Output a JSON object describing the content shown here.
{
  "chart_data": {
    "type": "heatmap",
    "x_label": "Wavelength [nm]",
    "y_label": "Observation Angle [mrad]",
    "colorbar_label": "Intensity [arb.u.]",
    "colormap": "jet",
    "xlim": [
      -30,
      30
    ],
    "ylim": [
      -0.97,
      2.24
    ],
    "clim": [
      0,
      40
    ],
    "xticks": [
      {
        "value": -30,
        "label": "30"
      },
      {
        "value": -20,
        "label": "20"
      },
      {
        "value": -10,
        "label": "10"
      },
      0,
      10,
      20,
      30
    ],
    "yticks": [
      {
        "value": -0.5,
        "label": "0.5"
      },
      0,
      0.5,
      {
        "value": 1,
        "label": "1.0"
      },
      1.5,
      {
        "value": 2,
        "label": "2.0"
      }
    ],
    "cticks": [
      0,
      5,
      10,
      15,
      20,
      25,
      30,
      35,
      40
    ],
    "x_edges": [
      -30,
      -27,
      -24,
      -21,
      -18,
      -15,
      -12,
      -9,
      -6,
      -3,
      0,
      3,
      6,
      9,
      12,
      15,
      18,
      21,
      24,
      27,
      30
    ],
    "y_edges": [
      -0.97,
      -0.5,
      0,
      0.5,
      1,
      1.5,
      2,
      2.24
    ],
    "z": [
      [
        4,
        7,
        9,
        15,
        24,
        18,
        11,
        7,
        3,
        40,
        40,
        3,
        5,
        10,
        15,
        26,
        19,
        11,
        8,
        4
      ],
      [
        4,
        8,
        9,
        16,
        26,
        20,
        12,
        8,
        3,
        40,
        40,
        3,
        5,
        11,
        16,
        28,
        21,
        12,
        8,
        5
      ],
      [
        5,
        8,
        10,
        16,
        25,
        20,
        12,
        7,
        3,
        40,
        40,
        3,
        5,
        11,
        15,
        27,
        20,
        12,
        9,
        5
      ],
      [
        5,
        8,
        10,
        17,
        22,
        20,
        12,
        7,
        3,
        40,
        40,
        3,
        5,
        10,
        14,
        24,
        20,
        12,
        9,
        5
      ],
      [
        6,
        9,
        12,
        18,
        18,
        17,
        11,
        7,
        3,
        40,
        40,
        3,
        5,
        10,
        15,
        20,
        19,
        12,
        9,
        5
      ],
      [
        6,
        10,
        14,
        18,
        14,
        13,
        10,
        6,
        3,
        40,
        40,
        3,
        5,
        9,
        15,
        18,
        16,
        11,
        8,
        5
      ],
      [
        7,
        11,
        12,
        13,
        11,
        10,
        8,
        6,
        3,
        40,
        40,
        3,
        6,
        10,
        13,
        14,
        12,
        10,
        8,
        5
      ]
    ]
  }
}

◆ GIVEN INSTRUCTION: Repeat the entries above exactly, leaving nothing out.

◆ REPLY:
Output a JSON object describing the content shown here.
{
  "chart_data": {
    "type": "heatmap",
    "x_label": "Wavelength [nm]",
    "y_label": "Observation Angle [mrad]",
    "colorbar_label": "Intensity [arb.u.]",
    "colormap": "jet",
    "xlim": [
      -30,
      30
    ],
    "ylim": [
      -0.97,
      2.24
    ],
    "clim": [
      0,
      40
    ],
    "xticks": [
      {
        "value": -30,
        "label": "30"
      },
      {
        "value": -20,
        "label": "20"
      },
      {
        "value": -10,
        "label": "10"
      },
      0,
      10,
      20,
      30
    ],
    "yticks": [
      {
        "value": -0.5,
        "label": "0.5"
      },
      0,
      0.5,
      {
        "value": 1,
        "label": "1.0"
      },
      1.5,
      {
        "value": 2,
        "label": "2.0"
      }
    ],
    "cticks": [
      0,
      5,
      10,
      15,
      20,
      25,
      30,
      35,
      40
    ],
    "x_edges": [
      -30,
      -27,
      -24,
      -21,
      -18,
      -15,
      -12,
      -9,
      -6,
      -3,
      0,
      3,
      6,
      9,
      12,
      15,
      18,
      21,
      24,
      27,
      30
    ],
    "y_edges": [
      -0.97,
      -0.5,
      0,
      0.5,
      1,
      1.5,
      2,
      2.24
    ],
    "z": [
      [
        4,
        7,
        9,
        15,
        24,
        18,
        11,
        7,
        3,
        40,
        40,
        3,
        5,
        10,
        15,
        26,
        19,
        11,
        8,
        4
      ],
      [
        4,
        8,
        9,
        16,
        26,
        20,
        12,
        8,
        3,
        40,
        40,
        3,
        5,
        11,
        16,
        28,
        21,
        12,
        8,
        5
      ],
      [
        5,
        8,
        10,
        16,
        25,
        20,
        12,
        7,
        3,
        40,
        40,
        3,
        5,
        11,
        15,
        27,
        20,
        12,
        9,
        5
      ],
      [
        5,
        8,
        10,
        17,
        22,
        20,
        12,
        7,
        3,
        40,
        40,
        3,
        5,
        10,
        14,
        24,
        20,
        12,
        9,
        5
      ],
      [
        6,
        9,
        12,
        18,
        18,
        17,
        11,
        7,
        3,
        40,
        40,
        3,
        5,
        10,
        15,
        20,
        19,
        12,
        9,
        5
      ],
      [
        6,
        10,
        14,
        18,
        14,
        13,
        10,
        6,
        3,
        40,
        40,
        3,
        5,
        9,
        15,
        18,
        16,
        11,
        8,
        5
      ],
      [
        7,
        11,
        12,
        13,
        11,
        10,
        8,
        6,
        3,
        40,
        40,
        3,
        6,
        10,
        13,
        14,
        12,
        10,
        8,
        5
      ]
    ]
  }
}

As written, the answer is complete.